Exercise brief:
Copy out each line of the material below that holds the string "拈轻怕重".

====================

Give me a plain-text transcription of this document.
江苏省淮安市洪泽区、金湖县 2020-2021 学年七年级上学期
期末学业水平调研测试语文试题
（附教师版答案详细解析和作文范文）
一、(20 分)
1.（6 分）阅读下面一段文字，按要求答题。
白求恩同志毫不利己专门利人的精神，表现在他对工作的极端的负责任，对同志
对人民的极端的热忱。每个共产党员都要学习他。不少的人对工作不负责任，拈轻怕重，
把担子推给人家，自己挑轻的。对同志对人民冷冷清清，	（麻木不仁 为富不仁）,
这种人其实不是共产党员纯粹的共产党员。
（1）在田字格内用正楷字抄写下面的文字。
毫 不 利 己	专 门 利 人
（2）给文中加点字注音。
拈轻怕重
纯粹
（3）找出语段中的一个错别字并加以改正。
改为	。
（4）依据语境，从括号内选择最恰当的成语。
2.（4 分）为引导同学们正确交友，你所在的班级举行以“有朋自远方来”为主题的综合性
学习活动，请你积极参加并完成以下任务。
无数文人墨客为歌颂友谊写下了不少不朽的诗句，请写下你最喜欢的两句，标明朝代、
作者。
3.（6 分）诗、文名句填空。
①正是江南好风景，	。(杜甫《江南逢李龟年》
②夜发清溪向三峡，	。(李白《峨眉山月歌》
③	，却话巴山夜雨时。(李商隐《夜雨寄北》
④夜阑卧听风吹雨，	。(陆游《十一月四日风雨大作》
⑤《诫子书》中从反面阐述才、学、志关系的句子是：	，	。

====================

Reply:
对人民的极端的热忱。每个共产党员都要学习他。不少的人对工作不负责任，拈轻怕重，
拈轻怕重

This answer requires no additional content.